#### Exercise directions:
The word "name" marks the lines to keep; find each one in the data and copy it.

##### Excerpted records

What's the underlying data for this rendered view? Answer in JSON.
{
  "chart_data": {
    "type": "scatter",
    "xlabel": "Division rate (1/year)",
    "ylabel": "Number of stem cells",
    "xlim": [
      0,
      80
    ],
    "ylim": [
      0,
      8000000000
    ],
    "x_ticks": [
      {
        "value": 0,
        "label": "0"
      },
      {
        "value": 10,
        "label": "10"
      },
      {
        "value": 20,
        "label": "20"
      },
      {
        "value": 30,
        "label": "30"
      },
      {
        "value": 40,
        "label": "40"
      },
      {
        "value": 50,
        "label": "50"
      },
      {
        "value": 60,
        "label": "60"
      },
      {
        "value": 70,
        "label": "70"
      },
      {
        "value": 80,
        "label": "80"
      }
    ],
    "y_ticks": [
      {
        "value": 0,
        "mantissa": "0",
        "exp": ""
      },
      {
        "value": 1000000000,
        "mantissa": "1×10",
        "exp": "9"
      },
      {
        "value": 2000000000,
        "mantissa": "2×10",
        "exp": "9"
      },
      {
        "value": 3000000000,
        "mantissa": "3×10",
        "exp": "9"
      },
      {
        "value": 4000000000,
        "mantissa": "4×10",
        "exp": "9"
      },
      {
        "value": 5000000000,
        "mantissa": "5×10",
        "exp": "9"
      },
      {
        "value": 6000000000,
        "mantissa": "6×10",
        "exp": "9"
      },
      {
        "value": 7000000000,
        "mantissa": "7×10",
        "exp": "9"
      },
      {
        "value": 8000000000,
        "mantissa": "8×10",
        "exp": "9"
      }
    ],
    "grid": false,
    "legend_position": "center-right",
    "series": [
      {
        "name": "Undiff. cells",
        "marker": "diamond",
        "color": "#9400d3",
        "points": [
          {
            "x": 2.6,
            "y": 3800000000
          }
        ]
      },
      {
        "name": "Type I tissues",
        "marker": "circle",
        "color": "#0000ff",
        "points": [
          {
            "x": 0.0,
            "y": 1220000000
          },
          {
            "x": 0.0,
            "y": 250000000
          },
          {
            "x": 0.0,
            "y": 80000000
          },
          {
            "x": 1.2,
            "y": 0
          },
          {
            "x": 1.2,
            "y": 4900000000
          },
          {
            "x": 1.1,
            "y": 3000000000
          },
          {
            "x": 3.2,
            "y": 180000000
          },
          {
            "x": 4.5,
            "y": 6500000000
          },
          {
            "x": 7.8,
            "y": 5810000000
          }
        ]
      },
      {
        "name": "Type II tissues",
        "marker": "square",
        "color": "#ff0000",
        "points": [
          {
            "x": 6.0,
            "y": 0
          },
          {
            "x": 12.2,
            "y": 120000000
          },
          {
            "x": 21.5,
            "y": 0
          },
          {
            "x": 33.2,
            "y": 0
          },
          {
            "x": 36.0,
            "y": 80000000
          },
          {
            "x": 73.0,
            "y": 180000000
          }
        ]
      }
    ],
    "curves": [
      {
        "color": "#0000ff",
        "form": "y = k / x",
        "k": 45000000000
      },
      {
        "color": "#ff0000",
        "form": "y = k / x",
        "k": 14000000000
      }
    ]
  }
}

##########

#### Solution:
        "name": "Undiff. cells",
        "name": "Type I tissues",
        "name": "Type II tissues",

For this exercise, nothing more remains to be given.